- [REQUIREMENTS]: Each line below should be retyped exactly, with no pictures.

- [Chart and figure data]:
-----

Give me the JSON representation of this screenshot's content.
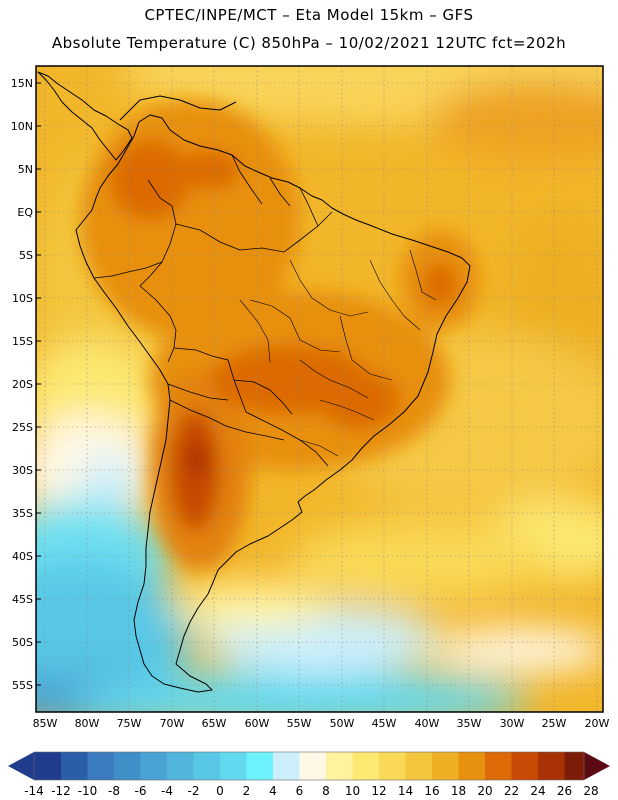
{
  "header": {
    "title_line1": "CPTEC/INPE/MCT –  Eta Model 15km – GFS",
    "title_line2": "Absolute Temperature (C) 850hPa – 10/02/2021 12UTC fct=202h"
  },
  "lat_ticks": [
    "15N",
    "10N",
    "5N",
    "EQ",
    "5S",
    "10S",
    "15S",
    "20S",
    "25S",
    "30S",
    "35S",
    "40S",
    "45S",
    "50S",
    "55S"
  ],
  "lon_ticks": [
    "85W",
    "80W",
    "75W",
    "70W",
    "65W",
    "60W",
    "55W",
    "50W",
    "45W",
    "40W",
    "35W",
    "30W",
    "25W",
    "20W"
  ],
  "colorbar": {
    "labels": [
      "-14",
      "-12",
      "-10",
      "-8",
      "-6",
      "-4",
      "-2",
      "0",
      "2",
      "4",
      "6",
      "8",
      "10",
      "12",
      "14",
      "16",
      "18",
      "20",
      "22",
      "24",
      "26",
      "28"
    ],
    "colors": [
      "#1f3d8c",
      "#2a5ea6",
      "#3a7cbf",
      "#3f8fc9",
      "#4aa3d4",
      "#52b6dc",
      "#59c8e6",
      "#63d9ef",
      "#6ef2fb",
      "#cdeffb",
      "#fff8e6",
      "#fff39f",
      "#fde872",
      "#f9d957",
      "#f3c63e",
      "#eeaf24",
      "#e8900f",
      "#dc6a06",
      "#c84a05",
      "#a83206",
      "#7e1c0a",
      "#5a0a12"
    ]
  }
}
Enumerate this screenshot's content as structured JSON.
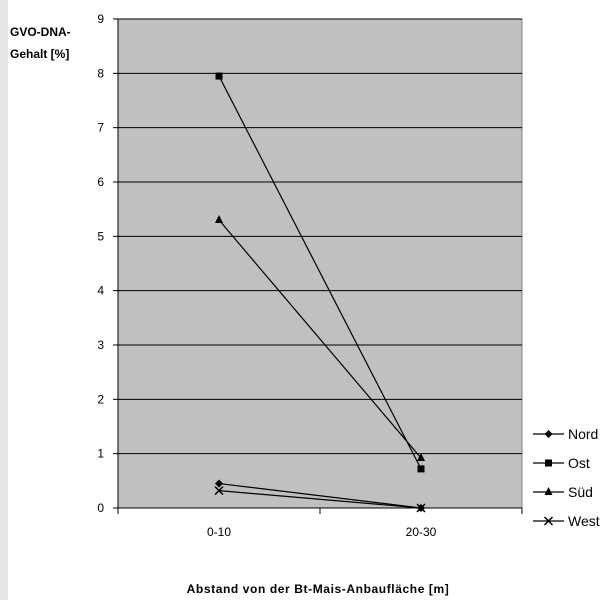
{
  "chart_data": {
    "type": "line",
    "title": "",
    "ylabel_lines": [
      "GVO-DNA-",
      "Gehalt [%]"
    ],
    "xlabel": "Abstand von der Bt-Mais-Anbaufläche [m]",
    "categories": [
      "0-10",
      "20-30"
    ],
    "ylim": [
      0,
      9
    ],
    "yticks": [
      "0",
      "1",
      "2",
      "3",
      "4",
      "5",
      "6",
      "7",
      "8",
      "9"
    ],
    "grid": true,
    "legend_position": "right",
    "plot_background": "#c0c0c0",
    "series": [
      {
        "name": "Nord",
        "marker": "diamond",
        "values": [
          0.45,
          0.0
        ]
      },
      {
        "name": "Ost",
        "marker": "square",
        "values": [
          7.95,
          0.72
        ]
      },
      {
        "name": "Süd",
        "marker": "triangle",
        "values": [
          5.3,
          0.92
        ]
      },
      {
        "name": "West",
        "marker": "x",
        "values": [
          0.32,
          0.0
        ]
      }
    ]
  }
}
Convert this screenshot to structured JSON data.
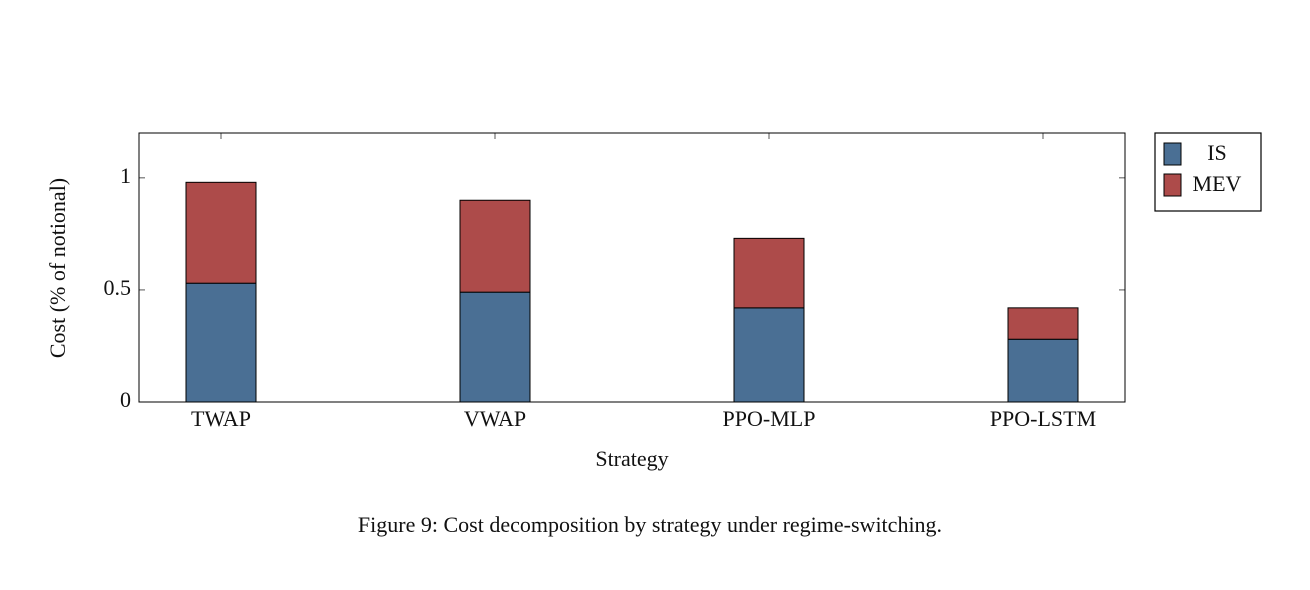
{
  "chart_data": {
    "type": "stacked-bar",
    "caption": "Figure 9: Cost decomposition by strategy under regime-switching.",
    "xlabel": "Strategy",
    "ylabel": "Cost (% of notional)",
    "categories": [
      "TWAP",
      "VWAP",
      "PPO-MLP",
      "PPO-LSTM"
    ],
    "series": [
      {
        "name": "IS",
        "color": "#4a6f94",
        "values": [
          0.53,
          0.49,
          0.42,
          0.28
        ]
      },
      {
        "name": "MEV",
        "color": "#ad4b4a",
        "values": [
          0.45,
          0.41,
          0.31,
          0.14
        ]
      }
    ],
    "ylim": [
      0,
      1.2
    ],
    "yticks": [
      0,
      0.5,
      1
    ],
    "grid": false,
    "legend": "outer-right"
  }
}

-----

- [EXPECTED ANSWER]:
Give me the JSON representation of this screenshot's content.
{
  "header": {
    "title_line1": "CPTEC/INPE/MCT –  Eta Model 15km – GFS",
    "title_line2": "Absolute Temperature (C) 850hPa – 10/02/2021 12UTC fct=202h"
  },
  "lat_ticks": [
    "15N",
    "10N",
    "5N",
    "EQ",
    "5S",
    "10S",
    "15S",
    "20S",
    "25S",
    "30S",
    "35S",
    "40S",
    "45S",
    "50S",
    "55S"
  ],
  "lon_ticks": [
    "85W",
    "80W",
    "75W",
    "70W",
    "65W",
    "60W",
    "55W",
    "50W",
    "45W",
    "40W",
    "35W",
    "30W",
    "25W",
    "20W"
  ],
  "colorbar": {
    "labels": [
      "-14",
      "-12",
      "-10",
      "-8",
      "-6",
      "-4",
      "-2",
      "0",
      "2",
      "4",
      "6",
      "8",
      "10",
      "12",
      "14",
      "16",
      "18",
      "20",
      "22",
      "24",
      "26",
      "28"
    ],
    "colors": [
      "#1f3d8c",
      "#2a5ea6",
      "#3a7cbf",
      "#3f8fc9",
      "#4aa3d4",
      "#52b6dc",
      "#59c8e6",
      "#63d9ef",
      "#6ef2fb",
      "#cdeffb",
      "#fff8e6",
      "#fff39f",
      "#fde872",
      "#f9d957",
      "#f3c63e",
      "#eeaf24",
      "#e8900f",
      "#dc6a06",
      "#c84a05",
      "#a83206",
      "#7e1c0a",
      "#5a0a12"
    ]
  }
}
Enumerate this screenshot's content as structured JSON.
{
  "chart_data": {
    "type": "line",
    "title": "",
    "ylabel_lines": [
      "GVO-DNA-",
      "Gehalt [%]"
    ],
    "xlabel": "Abstand von der Bt-Mais-Anbaufläche [m]",
    "categories": [
      "0-10",
      "20-30"
    ],
    "ylim": [
      0,
      9
    ],
    "yticks": [
      "0",
      "1",
      "2",
      "3",
      "4",
      "5",
      "6",
      "7",
      "8",
      "9"
    ],
    "grid": true,
    "legend_position": "right",
    "plot_background": "#c0c0c0",
    "series": [
      {
        "name": "Nord",
        "marker": "diamond",
        "values": [
          0.45,
          0.0
        ]
      },
      {
        "name": "Ost",
        "marker": "square",
        "values": [
          7.95,
          0.72
        ]
      },
      {
        "name": "Süd",
        "marker": "triangle",
        "values": [
          5.3,
          0.92
        ]
      },
      {
        "name": "West",
        "marker": "x",
        "values": [
          0.32,
          0.0
        ]
      }
    ]
  }
}
Convert this screenshot to structured JSON data.
{
  "chart_data": {
    "type": "stacked-bar",
    "caption": "Figure 9: Cost decomposition by strategy under regime-switching.",
    "xlabel": "Strategy",
    "ylabel": "Cost (% of notional)",
    "categories": [
      "TWAP",
      "VWAP",
      "PPO-MLP",
      "PPO-LSTM"
    ],
    "series": [
      {
        "name": "IS",
        "color": "#4a6f94",
        "values": [
          0.53,
          0.49,
          0.42,
          0.28
        ]
      },
      {
        "name": "MEV",
        "color": "#ad4b4a",
        "values": [
          0.45,
          0.41,
          0.31,
          0.14
        ]
      }
    ],
    "ylim": [
      0,
      1.2
    ],
    "yticks": [
      0,
      0.5,
      1
    ],
    "grid": false,
    "legend": "outer-right"
  }
}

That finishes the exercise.